== Exercise ==
Make an exact copy of the records, dropping all pictures.

Dataset items
::::

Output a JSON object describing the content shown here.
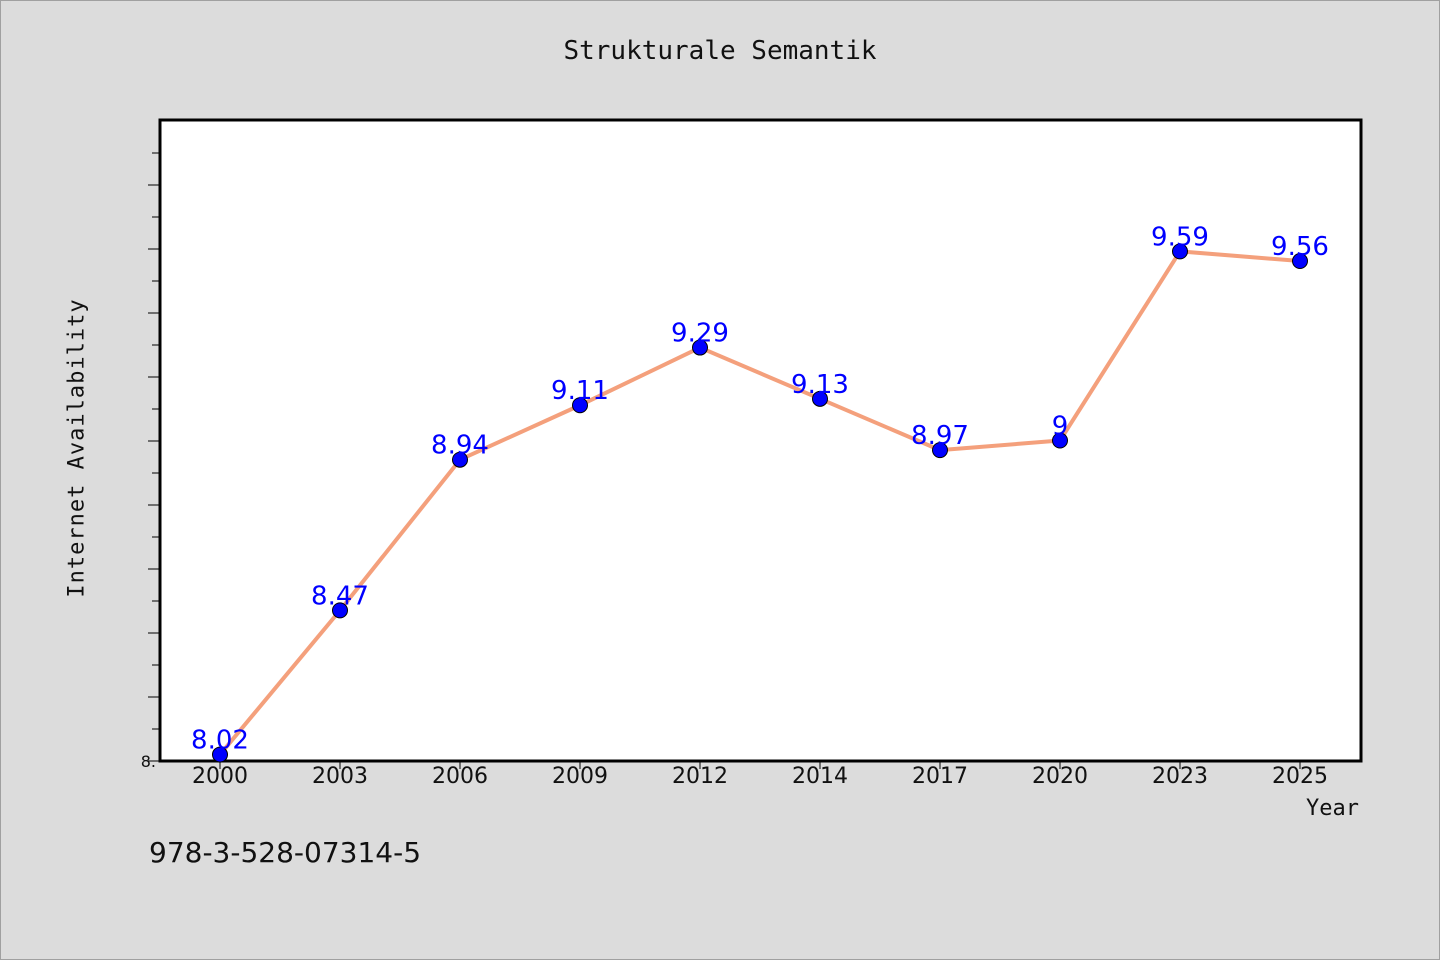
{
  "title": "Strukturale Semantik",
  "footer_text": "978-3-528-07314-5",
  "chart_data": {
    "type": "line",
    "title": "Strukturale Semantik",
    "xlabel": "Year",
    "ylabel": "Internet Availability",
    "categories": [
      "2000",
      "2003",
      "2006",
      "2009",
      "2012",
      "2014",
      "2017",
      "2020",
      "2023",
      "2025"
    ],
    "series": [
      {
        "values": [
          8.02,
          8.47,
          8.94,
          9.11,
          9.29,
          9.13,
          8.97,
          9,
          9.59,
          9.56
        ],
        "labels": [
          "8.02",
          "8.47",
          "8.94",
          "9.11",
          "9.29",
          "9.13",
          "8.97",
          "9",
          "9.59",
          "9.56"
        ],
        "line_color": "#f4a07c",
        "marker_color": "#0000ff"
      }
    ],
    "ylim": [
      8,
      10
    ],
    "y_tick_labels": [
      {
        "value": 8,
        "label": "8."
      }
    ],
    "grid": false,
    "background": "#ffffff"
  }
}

::::

== Full solution ==
Output a JSON object describing the content shown here.
{
  "title": "Strukturale Semantik",
  "footer_text": "978-3-528-07314-5",
  "chart_data": {
    "type": "line",
    "title": "Strukturale Semantik",
    "xlabel": "Year",
    "ylabel": "Internet Availability",
    "categories": [
      "2000",
      "2003",
      "2006",
      "2009",
      "2012",
      "2014",
      "2017",
      "2020",
      "2023",
      "2025"
    ],
    "series": [
      {
        "values": [
          8.02,
          8.47,
          8.94,
          9.11,
          9.29,
          9.13,
          8.97,
          9,
          9.59,
          9.56
        ],
        "labels": [
          "8.02",
          "8.47",
          "8.94",
          "9.11",
          "9.29",
          "9.13",
          "8.97",
          "9",
          "9.59",
          "9.56"
        ],
        "line_color": "#f4a07c",
        "marker_color": "#0000ff"
      }
    ],
    "ylim": [
      8,
      10
    ],
    "y_tick_labels": [
      {
        "value": 8,
        "label": "8."
      }
    ],
    "grid": false,
    "background": "#ffffff"
  }
}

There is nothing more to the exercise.